▶ What you need to do: Extract all lines that hold the string "Sulf".

···

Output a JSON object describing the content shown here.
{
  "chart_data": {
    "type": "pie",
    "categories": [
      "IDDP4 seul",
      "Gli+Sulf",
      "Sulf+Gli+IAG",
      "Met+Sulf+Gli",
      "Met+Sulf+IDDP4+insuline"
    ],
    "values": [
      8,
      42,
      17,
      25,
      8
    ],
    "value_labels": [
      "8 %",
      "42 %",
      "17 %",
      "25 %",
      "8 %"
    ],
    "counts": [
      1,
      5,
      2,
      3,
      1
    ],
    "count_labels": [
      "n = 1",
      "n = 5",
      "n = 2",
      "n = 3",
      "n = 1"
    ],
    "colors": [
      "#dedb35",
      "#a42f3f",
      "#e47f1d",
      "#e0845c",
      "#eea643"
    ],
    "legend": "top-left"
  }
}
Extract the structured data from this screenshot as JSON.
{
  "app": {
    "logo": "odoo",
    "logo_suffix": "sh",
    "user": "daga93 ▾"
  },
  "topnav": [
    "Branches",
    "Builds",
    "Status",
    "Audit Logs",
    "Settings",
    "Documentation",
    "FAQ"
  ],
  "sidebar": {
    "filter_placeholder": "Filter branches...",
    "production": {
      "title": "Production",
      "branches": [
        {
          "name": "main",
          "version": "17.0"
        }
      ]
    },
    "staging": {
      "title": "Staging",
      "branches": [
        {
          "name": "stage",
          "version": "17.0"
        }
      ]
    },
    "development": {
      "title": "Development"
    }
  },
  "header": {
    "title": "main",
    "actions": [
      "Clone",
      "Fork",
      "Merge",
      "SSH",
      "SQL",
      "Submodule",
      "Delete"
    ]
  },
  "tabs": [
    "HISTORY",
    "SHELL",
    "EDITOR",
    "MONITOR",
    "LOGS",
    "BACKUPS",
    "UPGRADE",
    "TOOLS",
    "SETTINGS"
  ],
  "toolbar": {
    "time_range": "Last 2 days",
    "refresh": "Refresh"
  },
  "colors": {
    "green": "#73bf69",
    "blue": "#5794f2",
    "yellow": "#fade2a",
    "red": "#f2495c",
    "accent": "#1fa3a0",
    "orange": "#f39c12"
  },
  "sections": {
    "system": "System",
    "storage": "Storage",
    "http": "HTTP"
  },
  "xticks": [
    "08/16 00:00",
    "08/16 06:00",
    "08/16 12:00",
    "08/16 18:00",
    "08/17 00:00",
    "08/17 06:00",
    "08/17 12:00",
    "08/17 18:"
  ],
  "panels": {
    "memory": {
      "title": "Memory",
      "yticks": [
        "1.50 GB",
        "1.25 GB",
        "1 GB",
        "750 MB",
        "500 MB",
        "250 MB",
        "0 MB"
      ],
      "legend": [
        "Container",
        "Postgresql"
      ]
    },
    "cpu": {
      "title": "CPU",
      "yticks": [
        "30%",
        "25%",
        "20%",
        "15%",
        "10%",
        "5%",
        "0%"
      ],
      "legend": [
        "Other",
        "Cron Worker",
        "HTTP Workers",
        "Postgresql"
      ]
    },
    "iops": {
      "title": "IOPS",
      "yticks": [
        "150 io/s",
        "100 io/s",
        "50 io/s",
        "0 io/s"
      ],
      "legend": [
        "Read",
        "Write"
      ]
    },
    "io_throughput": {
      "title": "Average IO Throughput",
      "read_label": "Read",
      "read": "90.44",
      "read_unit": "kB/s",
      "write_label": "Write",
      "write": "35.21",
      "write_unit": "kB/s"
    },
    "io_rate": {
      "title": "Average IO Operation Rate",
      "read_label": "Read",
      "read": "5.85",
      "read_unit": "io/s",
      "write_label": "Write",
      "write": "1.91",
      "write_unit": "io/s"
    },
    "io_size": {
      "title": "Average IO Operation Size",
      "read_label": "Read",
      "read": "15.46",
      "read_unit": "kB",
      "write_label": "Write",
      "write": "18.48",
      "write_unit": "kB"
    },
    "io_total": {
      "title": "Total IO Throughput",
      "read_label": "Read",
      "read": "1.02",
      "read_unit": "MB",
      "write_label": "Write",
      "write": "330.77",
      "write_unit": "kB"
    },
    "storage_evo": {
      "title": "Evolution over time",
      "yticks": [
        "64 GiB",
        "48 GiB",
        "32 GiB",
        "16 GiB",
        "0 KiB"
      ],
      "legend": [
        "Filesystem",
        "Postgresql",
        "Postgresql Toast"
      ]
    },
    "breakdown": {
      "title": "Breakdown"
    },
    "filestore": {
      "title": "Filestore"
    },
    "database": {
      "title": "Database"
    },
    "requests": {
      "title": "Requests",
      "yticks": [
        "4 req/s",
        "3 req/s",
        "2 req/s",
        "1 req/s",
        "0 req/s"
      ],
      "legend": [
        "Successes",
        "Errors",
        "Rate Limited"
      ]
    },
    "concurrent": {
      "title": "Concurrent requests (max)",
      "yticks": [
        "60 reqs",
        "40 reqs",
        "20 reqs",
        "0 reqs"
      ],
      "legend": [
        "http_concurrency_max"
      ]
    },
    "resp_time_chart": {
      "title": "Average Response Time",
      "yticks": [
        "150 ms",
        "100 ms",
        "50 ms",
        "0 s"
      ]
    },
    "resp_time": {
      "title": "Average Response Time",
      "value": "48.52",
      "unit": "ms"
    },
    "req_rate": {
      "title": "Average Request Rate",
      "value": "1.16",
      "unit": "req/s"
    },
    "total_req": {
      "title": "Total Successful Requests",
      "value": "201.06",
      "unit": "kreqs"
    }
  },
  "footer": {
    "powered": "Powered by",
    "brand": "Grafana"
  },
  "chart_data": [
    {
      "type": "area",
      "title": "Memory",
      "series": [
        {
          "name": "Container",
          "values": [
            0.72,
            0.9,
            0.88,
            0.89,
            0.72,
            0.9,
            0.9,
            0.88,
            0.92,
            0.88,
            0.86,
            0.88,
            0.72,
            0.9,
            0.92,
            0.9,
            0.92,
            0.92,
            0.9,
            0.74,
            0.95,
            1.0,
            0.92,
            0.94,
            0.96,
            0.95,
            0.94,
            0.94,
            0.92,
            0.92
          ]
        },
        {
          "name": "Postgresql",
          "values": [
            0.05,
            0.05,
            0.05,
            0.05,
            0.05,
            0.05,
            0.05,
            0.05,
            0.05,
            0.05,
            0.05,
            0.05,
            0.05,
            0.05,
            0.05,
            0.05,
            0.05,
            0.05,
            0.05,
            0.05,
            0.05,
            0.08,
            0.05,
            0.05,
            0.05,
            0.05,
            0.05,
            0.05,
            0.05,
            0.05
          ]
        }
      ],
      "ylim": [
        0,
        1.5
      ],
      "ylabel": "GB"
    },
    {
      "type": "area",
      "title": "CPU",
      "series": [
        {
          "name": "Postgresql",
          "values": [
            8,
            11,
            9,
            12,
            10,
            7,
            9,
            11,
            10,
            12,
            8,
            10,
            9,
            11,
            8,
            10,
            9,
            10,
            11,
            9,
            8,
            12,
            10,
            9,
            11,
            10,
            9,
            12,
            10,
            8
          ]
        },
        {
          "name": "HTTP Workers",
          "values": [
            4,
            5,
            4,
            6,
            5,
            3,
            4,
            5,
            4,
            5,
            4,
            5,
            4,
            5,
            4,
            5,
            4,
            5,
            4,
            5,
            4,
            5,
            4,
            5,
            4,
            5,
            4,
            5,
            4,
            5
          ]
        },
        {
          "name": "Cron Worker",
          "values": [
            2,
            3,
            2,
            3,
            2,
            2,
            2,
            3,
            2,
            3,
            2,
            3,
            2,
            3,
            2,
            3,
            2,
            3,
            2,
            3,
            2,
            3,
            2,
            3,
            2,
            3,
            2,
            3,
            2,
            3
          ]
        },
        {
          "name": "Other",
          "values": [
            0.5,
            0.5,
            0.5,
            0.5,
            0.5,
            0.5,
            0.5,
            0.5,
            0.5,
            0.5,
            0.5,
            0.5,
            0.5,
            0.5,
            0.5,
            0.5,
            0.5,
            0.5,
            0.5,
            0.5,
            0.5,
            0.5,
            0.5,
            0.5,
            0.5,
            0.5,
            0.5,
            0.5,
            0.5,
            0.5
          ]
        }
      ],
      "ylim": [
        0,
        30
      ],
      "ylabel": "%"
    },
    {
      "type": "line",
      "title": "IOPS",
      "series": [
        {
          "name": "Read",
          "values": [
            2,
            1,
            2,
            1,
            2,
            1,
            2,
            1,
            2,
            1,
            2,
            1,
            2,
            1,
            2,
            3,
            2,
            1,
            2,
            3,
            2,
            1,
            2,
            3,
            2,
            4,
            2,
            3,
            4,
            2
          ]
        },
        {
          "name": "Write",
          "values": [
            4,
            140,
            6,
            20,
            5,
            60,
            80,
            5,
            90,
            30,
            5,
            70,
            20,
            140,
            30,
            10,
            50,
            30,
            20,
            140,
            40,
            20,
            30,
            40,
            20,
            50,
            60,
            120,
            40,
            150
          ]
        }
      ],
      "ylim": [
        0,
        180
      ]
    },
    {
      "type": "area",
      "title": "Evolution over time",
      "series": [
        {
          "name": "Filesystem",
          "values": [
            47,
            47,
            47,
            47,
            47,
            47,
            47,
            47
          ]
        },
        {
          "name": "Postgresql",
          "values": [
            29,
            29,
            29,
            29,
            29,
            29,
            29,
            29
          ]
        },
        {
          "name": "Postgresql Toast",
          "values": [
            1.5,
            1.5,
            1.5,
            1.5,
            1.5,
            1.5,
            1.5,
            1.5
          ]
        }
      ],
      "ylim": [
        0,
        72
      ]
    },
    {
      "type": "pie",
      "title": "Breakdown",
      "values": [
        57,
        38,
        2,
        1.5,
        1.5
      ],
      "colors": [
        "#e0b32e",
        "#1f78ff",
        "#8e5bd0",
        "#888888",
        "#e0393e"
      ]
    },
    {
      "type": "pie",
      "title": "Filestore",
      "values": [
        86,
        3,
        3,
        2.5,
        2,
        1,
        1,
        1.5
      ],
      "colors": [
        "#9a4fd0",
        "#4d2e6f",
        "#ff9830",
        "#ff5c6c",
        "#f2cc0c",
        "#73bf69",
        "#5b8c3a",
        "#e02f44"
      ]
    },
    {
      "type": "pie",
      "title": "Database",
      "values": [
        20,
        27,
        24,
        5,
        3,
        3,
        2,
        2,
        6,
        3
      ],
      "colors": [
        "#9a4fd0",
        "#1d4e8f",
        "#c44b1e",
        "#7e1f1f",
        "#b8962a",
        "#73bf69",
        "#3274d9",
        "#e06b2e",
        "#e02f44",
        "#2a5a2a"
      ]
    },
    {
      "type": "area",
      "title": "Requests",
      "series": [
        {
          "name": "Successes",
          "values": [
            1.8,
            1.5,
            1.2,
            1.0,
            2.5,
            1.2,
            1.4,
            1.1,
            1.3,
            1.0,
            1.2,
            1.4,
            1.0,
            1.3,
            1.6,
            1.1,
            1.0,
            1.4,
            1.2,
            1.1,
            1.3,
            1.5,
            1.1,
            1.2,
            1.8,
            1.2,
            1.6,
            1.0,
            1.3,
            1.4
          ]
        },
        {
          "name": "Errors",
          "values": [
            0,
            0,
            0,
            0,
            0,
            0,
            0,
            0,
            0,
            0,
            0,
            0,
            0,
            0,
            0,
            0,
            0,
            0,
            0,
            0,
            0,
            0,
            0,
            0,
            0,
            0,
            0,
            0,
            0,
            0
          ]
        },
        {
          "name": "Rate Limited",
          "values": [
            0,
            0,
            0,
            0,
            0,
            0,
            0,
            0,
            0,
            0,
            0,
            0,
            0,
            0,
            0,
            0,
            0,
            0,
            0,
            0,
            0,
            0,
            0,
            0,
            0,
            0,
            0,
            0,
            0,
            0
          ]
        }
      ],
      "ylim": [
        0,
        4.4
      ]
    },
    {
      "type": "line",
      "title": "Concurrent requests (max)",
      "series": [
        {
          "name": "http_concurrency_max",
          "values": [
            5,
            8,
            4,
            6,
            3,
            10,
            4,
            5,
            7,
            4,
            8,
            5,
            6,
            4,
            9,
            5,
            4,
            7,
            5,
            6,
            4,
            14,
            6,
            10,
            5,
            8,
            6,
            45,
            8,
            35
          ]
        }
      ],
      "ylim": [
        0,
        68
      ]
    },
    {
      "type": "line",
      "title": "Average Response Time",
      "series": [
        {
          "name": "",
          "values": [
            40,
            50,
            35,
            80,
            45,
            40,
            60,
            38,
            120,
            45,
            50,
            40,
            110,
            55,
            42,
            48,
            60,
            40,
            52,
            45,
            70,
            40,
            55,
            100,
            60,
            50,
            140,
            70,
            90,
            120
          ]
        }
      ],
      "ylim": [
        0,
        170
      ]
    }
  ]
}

···

▶ Response to this exercise:
      "Gli+Sulf",
      "Sulf+Gli+IAG",
      "Met+Sulf+Gli",
      "Met+Sulf+IDDP4+insuline"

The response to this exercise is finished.